--- START OF Supplied data ---

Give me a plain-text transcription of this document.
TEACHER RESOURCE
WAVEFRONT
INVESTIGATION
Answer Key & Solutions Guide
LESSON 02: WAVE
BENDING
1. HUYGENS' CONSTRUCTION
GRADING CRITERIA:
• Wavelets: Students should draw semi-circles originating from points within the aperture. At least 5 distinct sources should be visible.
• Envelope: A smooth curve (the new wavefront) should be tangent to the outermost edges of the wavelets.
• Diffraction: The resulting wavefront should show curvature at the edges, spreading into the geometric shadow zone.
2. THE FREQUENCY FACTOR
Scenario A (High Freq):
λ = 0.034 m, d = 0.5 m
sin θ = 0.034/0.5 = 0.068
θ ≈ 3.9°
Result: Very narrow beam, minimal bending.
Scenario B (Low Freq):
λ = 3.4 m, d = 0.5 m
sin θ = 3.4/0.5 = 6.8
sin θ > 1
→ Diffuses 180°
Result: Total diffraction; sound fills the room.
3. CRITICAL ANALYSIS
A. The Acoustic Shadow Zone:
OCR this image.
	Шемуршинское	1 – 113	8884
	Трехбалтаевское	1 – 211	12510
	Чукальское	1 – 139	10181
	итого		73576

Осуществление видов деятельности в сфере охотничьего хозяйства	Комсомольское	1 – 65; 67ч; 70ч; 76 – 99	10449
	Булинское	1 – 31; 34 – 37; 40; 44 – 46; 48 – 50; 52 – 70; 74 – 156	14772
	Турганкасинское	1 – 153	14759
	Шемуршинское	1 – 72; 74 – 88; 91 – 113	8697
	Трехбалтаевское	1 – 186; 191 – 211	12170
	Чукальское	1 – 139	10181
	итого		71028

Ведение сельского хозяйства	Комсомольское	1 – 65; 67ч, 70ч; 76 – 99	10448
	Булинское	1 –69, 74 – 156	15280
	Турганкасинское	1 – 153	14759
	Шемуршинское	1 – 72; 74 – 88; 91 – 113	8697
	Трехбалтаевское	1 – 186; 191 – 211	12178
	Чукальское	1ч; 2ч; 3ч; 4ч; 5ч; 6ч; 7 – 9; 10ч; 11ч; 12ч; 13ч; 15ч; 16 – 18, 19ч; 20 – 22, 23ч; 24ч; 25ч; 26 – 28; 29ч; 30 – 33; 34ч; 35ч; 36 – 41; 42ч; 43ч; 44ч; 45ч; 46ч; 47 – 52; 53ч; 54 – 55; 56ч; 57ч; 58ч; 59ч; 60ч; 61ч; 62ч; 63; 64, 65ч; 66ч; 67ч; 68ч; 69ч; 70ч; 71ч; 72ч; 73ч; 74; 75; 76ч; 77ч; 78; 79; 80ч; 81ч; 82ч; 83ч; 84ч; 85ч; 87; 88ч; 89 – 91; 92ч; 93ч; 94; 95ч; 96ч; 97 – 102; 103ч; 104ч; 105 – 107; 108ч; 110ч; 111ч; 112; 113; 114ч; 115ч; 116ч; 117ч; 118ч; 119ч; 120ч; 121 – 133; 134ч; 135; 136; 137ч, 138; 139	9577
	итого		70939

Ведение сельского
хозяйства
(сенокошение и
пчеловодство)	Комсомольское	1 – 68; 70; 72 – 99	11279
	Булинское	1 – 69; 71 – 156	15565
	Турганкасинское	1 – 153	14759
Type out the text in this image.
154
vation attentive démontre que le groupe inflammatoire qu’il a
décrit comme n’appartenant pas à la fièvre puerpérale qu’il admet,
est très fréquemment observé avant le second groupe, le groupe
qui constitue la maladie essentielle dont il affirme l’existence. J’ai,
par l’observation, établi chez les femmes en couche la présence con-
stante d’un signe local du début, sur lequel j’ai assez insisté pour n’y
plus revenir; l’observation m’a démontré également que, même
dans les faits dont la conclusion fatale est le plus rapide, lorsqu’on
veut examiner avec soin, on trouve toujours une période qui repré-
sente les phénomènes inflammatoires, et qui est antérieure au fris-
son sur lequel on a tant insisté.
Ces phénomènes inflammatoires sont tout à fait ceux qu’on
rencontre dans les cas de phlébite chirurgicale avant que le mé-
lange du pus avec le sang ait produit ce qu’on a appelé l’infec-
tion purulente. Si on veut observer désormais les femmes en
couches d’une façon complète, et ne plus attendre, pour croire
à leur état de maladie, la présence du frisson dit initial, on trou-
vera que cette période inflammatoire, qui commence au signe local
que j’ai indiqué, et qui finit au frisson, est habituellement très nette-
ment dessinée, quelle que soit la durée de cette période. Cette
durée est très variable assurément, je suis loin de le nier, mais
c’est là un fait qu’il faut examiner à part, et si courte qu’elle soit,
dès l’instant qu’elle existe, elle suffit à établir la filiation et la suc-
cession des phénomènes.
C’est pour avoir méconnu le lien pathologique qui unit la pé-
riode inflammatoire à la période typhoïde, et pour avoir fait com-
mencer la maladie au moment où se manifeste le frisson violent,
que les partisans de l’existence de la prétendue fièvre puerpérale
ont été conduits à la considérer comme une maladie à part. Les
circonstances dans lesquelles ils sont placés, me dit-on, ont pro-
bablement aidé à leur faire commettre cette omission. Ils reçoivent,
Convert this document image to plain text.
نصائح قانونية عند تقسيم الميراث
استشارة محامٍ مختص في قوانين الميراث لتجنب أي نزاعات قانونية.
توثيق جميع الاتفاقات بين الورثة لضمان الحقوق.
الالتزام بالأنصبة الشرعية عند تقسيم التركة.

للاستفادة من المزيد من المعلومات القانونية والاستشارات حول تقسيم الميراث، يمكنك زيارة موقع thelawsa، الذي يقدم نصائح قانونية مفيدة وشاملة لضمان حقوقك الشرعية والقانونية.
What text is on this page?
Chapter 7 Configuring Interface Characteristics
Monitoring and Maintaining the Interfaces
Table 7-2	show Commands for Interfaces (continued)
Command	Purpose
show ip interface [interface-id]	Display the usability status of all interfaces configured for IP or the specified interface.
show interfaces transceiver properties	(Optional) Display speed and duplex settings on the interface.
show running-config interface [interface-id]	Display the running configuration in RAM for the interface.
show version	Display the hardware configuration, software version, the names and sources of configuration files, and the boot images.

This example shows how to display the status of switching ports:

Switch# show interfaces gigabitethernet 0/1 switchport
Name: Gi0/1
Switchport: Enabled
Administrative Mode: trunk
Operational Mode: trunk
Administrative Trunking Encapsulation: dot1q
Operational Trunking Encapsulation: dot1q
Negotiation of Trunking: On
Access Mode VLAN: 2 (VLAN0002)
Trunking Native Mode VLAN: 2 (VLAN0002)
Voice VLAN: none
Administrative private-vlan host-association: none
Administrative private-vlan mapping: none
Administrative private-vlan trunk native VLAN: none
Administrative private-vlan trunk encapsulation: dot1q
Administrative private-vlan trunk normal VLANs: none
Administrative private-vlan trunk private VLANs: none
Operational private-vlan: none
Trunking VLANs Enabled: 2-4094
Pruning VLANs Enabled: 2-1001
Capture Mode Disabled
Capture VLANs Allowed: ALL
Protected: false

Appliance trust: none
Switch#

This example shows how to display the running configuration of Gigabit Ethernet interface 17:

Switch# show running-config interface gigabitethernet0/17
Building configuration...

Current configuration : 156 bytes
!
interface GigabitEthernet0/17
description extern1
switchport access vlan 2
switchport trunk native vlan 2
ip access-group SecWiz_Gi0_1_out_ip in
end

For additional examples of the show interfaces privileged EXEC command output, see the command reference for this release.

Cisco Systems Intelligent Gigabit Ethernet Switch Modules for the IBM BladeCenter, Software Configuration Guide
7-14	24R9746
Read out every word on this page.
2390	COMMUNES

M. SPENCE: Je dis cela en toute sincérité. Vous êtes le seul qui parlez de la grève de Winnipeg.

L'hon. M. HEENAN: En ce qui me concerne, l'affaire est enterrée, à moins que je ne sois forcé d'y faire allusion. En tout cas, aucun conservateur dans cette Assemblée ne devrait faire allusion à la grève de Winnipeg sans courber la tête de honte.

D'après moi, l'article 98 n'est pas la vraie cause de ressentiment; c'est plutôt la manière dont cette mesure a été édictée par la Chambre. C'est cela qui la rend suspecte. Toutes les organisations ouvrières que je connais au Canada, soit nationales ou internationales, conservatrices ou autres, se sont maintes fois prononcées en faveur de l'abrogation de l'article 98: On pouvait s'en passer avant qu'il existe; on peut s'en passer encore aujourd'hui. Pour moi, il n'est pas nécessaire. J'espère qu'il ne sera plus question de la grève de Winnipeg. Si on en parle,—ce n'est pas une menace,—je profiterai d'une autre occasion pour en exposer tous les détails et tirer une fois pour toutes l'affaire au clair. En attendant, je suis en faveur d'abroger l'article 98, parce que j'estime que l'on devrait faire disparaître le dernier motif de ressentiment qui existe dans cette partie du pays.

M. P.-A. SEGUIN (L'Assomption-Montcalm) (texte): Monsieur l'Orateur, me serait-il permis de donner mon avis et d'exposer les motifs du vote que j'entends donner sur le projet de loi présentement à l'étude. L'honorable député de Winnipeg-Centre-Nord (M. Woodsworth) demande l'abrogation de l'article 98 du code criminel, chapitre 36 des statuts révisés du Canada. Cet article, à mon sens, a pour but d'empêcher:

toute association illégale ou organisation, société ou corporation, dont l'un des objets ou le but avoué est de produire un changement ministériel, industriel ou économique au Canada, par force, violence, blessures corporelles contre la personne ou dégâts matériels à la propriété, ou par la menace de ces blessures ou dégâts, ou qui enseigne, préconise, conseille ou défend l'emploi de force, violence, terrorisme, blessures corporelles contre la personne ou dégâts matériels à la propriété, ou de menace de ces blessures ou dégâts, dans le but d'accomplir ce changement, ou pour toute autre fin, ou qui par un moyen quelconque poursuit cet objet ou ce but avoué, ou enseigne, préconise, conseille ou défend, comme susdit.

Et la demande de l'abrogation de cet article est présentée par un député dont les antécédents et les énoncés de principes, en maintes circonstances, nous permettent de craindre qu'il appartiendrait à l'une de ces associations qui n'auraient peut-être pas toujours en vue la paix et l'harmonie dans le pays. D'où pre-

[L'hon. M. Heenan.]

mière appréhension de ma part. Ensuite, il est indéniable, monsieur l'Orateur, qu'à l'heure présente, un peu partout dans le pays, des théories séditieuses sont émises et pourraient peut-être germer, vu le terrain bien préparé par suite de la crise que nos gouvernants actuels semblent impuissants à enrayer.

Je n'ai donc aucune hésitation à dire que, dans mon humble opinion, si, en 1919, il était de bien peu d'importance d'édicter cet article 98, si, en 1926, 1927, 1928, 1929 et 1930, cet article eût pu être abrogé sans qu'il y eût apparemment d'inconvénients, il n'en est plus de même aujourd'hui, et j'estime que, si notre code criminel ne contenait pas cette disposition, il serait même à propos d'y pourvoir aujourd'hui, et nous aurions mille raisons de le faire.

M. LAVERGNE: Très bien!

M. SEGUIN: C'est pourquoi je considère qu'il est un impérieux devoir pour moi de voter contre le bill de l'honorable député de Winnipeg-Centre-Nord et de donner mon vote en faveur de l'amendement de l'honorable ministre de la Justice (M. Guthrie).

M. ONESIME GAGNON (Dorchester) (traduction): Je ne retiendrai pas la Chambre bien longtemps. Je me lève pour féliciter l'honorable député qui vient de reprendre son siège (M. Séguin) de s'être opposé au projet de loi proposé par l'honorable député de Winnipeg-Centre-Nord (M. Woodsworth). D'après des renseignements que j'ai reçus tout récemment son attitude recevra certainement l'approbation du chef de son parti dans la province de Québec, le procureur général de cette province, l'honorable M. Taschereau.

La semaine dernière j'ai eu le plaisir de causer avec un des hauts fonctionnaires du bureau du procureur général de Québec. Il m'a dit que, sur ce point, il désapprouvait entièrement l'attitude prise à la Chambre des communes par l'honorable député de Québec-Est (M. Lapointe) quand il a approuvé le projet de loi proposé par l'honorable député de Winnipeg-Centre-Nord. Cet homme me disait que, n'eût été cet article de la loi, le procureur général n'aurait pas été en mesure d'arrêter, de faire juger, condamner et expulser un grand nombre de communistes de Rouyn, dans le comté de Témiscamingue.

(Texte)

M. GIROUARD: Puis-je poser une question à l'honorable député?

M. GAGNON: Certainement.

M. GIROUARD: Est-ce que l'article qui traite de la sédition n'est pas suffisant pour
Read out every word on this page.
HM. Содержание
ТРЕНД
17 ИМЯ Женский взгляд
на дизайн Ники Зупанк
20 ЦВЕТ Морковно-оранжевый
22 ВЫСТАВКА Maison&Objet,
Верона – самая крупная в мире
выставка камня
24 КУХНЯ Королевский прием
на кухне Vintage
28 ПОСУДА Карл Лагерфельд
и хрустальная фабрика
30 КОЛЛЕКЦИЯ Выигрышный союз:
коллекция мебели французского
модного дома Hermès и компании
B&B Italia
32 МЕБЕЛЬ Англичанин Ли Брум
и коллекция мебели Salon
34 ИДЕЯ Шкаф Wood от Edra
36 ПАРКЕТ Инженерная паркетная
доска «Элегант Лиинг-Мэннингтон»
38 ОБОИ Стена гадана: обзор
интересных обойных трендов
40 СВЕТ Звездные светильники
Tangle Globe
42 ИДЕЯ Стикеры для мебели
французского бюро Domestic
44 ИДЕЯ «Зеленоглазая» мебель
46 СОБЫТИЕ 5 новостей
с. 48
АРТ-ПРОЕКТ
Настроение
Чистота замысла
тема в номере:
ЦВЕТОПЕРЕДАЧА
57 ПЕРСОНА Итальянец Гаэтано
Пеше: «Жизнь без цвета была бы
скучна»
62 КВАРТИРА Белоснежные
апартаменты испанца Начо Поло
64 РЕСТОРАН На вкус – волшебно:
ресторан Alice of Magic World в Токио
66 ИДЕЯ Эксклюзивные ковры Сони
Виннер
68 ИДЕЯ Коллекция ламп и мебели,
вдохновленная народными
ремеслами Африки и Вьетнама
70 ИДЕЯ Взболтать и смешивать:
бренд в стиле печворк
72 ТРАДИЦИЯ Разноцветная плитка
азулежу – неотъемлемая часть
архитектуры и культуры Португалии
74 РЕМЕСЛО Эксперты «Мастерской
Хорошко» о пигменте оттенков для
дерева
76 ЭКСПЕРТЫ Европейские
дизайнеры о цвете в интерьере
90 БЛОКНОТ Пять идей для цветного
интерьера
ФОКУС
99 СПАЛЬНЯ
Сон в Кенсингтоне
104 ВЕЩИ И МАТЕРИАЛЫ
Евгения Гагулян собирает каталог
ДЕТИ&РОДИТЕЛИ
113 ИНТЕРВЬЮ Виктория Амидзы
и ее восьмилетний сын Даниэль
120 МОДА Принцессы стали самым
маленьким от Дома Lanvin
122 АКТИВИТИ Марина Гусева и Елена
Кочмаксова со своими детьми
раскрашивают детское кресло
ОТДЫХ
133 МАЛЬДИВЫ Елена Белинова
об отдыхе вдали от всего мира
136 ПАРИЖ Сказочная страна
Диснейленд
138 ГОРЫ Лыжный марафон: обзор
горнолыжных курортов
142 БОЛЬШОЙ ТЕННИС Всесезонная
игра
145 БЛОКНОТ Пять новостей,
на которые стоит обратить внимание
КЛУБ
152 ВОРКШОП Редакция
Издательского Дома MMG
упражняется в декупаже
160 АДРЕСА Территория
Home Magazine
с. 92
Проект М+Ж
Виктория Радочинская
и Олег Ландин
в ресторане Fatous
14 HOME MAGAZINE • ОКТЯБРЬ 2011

--- END OF Supplied data ---

--- Description of the task ---
The word "phénomènes" may appear on some lines. Report how many lines hold it, giving the number alone.

--- Answer to this problem ---
3